+++ Source data +++
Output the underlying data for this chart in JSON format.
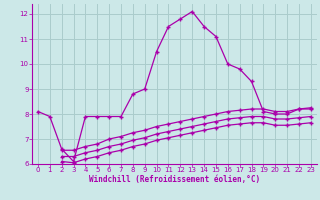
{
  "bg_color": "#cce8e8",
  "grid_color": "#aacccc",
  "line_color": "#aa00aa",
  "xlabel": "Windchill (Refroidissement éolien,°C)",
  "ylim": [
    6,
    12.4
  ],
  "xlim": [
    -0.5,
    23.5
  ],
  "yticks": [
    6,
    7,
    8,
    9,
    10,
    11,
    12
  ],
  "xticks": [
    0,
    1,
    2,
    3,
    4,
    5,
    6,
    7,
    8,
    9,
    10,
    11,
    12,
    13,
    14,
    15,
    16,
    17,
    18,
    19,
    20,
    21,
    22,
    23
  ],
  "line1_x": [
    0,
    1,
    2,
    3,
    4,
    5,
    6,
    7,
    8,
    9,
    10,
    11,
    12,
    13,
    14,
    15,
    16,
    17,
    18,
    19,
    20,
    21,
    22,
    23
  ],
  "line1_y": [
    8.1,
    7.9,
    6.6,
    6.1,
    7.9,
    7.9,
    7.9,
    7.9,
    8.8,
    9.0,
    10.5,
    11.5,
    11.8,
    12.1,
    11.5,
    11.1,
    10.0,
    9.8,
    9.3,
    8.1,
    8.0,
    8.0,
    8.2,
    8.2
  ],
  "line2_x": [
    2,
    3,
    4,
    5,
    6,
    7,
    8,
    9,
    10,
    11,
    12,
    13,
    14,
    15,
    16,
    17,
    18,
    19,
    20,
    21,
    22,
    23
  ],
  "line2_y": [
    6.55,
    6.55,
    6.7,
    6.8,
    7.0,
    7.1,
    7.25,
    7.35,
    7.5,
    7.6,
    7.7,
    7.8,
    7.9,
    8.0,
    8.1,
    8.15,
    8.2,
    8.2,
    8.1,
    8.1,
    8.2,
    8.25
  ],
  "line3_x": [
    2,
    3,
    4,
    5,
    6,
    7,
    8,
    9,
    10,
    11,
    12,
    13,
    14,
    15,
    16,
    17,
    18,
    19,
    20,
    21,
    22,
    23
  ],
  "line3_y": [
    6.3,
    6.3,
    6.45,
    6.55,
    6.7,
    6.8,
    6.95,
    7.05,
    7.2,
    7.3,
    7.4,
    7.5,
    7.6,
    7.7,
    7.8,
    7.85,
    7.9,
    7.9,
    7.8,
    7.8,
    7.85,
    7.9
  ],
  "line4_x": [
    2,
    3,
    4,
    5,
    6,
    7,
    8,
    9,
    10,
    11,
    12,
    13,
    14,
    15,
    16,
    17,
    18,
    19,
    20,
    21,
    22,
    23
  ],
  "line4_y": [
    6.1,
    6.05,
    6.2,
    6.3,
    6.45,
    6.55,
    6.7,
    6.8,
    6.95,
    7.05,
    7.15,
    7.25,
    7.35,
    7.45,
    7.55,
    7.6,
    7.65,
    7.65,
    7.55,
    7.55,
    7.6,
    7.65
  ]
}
+++
Reproduce the listing above exactly, excluding all pictures.

Output the underlying data for this chart in JSON format.
{
  "bg_color": "#cce8e8",
  "grid_color": "#aacccc",
  "line_color": "#aa00aa",
  "xlabel": "Windchill (Refroidissement éolien,°C)",
  "ylim": [
    6,
    12.4
  ],
  "xlim": [
    -0.5,
    23.5
  ],
  "yticks": [
    6,
    7,
    8,
    9,
    10,
    11,
    12
  ],
  "xticks": [
    0,
    1,
    2,
    3,
    4,
    5,
    6,
    7,
    8,
    9,
    10,
    11,
    12,
    13,
    14,
    15,
    16,
    17,
    18,
    19,
    20,
    21,
    22,
    23
  ],
  "line1_x": [
    0,
    1,
    2,
    3,
    4,
    5,
    6,
    7,
    8,
    9,
    10,
    11,
    12,
    13,
    14,
    15,
    16,
    17,
    18,
    19,
    20,
    21,
    22,
    23
  ],
  "line1_y": [
    8.1,
    7.9,
    6.6,
    6.1,
    7.9,
    7.9,
    7.9,
    7.9,
    8.8,
    9.0,
    10.5,
    11.5,
    11.8,
    12.1,
    11.5,
    11.1,
    10.0,
    9.8,
    9.3,
    8.1,
    8.0,
    8.0,
    8.2,
    8.2
  ],
  "line2_x": [
    2,
    3,
    4,
    5,
    6,
    7,
    8,
    9,
    10,
    11,
    12,
    13,
    14,
    15,
    16,
    17,
    18,
    19,
    20,
    21,
    22,
    23
  ],
  "line2_y": [
    6.55,
    6.55,
    6.7,
    6.8,
    7.0,
    7.1,
    7.25,
    7.35,
    7.5,
    7.6,
    7.7,
    7.8,
    7.9,
    8.0,
    8.1,
    8.15,
    8.2,
    8.2,
    8.1,
    8.1,
    8.2,
    8.25
  ],
  "line3_x": [
    2,
    3,
    4,
    5,
    6,
    7,
    8,
    9,
    10,
    11,
    12,
    13,
    14,
    15,
    16,
    17,
    18,
    19,
    20,
    21,
    22,
    23
  ],
  "line3_y": [
    6.3,
    6.3,
    6.45,
    6.55,
    6.7,
    6.8,
    6.95,
    7.05,
    7.2,
    7.3,
    7.4,
    7.5,
    7.6,
    7.7,
    7.8,
    7.85,
    7.9,
    7.9,
    7.8,
    7.8,
    7.85,
    7.9
  ],
  "line4_x": [
    2,
    3,
    4,
    5,
    6,
    7,
    8,
    9,
    10,
    11,
    12,
    13,
    14,
    15,
    16,
    17,
    18,
    19,
    20,
    21,
    22,
    23
  ],
  "line4_y": [
    6.1,
    6.05,
    6.2,
    6.3,
    6.45,
    6.55,
    6.7,
    6.8,
    6.95,
    7.05,
    7.15,
    7.25,
    7.35,
    7.45,
    7.55,
    7.6,
    7.65,
    7.65,
    7.55,
    7.55,
    7.6,
    7.65
  ]
}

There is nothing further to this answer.